** Begin SOURCE RECORDS **
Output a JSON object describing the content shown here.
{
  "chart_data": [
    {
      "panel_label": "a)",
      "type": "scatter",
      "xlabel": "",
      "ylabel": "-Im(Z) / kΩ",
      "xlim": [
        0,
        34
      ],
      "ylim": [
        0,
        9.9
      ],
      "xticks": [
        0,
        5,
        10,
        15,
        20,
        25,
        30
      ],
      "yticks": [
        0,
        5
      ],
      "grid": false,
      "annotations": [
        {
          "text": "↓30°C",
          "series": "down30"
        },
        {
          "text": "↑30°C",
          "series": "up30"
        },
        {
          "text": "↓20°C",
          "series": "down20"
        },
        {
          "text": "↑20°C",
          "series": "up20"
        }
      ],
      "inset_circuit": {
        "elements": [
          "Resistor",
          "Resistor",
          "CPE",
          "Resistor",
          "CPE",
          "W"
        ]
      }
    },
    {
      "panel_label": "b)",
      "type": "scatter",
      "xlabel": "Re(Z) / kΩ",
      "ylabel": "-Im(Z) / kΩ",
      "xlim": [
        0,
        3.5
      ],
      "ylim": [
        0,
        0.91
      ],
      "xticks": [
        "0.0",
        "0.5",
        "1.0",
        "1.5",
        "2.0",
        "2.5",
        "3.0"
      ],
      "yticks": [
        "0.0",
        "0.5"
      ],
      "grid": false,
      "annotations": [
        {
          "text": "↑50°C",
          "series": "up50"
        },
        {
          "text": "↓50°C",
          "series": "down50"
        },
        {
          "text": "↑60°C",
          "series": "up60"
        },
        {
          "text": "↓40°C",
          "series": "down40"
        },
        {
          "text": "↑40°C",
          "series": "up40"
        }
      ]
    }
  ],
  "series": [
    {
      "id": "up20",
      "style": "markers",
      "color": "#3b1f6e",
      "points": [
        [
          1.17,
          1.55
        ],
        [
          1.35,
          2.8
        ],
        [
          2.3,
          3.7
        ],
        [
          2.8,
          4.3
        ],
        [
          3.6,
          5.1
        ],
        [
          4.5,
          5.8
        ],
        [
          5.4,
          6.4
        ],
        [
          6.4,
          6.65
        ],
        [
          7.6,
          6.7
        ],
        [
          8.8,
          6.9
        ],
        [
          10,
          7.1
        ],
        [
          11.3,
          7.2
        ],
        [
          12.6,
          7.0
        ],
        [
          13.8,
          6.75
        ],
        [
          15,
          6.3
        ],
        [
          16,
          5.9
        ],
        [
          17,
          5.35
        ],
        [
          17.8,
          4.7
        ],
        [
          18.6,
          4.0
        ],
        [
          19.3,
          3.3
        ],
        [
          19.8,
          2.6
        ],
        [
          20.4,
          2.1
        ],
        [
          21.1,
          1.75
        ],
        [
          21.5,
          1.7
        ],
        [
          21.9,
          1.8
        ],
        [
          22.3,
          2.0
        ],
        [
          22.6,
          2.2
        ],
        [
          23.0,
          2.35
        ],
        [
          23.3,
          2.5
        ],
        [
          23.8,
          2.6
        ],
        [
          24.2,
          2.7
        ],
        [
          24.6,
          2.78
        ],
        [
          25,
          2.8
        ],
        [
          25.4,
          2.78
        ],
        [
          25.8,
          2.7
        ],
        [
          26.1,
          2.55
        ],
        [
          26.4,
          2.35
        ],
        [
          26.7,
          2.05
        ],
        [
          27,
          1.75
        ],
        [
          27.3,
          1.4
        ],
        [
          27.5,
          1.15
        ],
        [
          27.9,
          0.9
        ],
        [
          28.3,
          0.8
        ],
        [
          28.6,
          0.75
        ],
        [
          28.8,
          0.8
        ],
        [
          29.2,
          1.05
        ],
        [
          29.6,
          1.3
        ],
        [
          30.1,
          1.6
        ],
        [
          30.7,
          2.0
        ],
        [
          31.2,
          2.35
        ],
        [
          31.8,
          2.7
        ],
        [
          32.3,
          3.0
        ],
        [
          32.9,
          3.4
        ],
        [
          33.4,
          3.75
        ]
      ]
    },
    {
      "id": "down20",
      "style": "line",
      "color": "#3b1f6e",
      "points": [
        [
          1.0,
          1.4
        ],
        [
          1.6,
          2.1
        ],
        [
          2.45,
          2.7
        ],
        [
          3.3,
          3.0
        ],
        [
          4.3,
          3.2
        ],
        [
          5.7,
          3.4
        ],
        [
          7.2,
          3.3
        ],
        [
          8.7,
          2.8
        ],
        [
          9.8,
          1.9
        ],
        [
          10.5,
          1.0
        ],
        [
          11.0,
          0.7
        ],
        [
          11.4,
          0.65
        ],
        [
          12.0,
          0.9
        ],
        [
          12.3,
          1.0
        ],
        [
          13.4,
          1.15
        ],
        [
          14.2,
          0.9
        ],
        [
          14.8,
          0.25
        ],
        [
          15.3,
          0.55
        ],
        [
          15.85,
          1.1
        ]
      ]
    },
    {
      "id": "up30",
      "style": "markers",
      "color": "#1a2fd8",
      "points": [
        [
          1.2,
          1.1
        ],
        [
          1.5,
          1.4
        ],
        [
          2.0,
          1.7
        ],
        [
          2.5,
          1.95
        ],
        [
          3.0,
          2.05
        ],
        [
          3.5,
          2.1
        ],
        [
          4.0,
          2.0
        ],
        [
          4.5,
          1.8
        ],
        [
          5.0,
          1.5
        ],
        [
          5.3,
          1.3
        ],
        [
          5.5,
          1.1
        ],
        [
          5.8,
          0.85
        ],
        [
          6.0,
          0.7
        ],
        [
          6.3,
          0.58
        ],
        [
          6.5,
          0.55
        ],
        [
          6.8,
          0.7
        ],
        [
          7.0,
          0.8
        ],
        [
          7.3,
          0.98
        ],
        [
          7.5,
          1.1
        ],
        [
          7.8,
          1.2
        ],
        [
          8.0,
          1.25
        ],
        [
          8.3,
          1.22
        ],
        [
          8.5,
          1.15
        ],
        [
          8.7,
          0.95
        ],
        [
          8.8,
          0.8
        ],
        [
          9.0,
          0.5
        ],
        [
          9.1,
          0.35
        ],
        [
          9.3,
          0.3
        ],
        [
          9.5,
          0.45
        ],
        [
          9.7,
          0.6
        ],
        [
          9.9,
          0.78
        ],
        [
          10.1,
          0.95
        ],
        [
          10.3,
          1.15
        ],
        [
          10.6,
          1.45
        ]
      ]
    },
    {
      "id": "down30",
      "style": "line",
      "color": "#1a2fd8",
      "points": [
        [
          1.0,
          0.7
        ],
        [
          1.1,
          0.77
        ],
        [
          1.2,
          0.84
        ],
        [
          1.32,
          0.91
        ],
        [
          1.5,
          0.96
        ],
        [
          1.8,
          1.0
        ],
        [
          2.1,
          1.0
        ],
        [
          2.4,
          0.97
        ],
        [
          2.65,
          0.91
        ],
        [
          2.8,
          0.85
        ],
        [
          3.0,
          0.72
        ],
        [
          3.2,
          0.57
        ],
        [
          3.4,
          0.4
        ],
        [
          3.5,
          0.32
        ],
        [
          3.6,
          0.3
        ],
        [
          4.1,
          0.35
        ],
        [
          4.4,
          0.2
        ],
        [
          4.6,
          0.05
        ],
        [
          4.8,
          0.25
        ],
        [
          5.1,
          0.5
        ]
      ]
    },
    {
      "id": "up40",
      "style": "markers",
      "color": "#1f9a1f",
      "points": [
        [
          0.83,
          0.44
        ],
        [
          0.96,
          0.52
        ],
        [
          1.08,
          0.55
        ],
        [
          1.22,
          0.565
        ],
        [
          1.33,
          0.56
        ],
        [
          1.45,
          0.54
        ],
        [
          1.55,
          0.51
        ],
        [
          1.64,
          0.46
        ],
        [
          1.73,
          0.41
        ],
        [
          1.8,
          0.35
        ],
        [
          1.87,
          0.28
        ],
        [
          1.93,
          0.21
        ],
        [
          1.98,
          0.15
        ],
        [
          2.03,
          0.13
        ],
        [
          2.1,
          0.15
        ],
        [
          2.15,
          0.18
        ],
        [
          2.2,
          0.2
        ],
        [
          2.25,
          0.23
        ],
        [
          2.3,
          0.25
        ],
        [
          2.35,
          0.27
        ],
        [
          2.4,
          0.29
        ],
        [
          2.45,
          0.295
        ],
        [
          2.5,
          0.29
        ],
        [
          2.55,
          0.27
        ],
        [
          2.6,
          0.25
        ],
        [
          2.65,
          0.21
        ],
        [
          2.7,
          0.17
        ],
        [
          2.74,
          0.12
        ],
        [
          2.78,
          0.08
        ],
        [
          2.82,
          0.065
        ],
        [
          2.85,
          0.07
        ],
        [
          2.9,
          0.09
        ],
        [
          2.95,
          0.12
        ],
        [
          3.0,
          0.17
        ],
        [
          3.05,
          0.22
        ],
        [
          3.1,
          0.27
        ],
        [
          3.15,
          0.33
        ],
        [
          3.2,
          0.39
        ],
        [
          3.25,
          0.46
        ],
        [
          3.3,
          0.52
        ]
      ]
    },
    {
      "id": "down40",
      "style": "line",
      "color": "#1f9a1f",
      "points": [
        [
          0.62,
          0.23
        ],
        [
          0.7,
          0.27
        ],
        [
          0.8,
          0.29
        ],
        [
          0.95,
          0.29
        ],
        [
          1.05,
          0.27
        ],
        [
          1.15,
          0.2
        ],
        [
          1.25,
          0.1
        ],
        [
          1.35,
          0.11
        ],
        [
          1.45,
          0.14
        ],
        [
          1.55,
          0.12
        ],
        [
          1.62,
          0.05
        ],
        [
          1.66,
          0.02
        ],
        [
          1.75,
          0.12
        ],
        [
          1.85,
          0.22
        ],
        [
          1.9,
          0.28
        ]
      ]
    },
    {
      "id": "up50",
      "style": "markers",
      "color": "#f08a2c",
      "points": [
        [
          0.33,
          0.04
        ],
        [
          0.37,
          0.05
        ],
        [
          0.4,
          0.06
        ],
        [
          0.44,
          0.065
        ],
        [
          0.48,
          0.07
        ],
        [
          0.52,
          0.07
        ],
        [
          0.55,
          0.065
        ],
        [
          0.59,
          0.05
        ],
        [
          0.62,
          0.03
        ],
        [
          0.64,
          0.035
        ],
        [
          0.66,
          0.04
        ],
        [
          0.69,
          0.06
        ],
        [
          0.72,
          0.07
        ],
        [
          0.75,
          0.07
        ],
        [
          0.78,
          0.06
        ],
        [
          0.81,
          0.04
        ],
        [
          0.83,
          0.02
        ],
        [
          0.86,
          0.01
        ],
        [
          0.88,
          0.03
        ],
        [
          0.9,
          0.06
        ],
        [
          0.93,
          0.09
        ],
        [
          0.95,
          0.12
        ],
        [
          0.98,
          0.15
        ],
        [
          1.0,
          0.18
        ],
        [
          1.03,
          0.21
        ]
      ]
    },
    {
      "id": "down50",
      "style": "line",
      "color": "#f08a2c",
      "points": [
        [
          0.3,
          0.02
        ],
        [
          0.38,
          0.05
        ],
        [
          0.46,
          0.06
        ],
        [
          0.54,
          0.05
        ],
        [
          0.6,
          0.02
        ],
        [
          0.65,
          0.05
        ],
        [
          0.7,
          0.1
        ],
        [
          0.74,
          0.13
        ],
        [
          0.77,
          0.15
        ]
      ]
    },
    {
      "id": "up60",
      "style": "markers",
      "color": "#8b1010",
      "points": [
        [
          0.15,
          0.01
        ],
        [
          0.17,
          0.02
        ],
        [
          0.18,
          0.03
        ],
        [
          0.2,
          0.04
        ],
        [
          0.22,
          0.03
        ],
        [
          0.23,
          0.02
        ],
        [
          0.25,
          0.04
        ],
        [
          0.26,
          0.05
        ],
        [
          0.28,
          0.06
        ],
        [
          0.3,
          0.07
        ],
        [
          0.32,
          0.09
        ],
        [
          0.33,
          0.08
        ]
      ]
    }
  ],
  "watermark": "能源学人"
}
** End SOURCE RECORDS **
WHAT YOU WILL DO: Pick out lines containing the word "text", each one as written.

TASK RESPONSE:
          "text": "↓30°C",
          "text": "↑30°C",
          "text": "↓20°C",
          "text": "↑20°C",
          "text": "↑50°C",
          "text": "↓50°C",
          "text": "↑60°C",
          "text": "↓40°C",
          "text": "↑40°C",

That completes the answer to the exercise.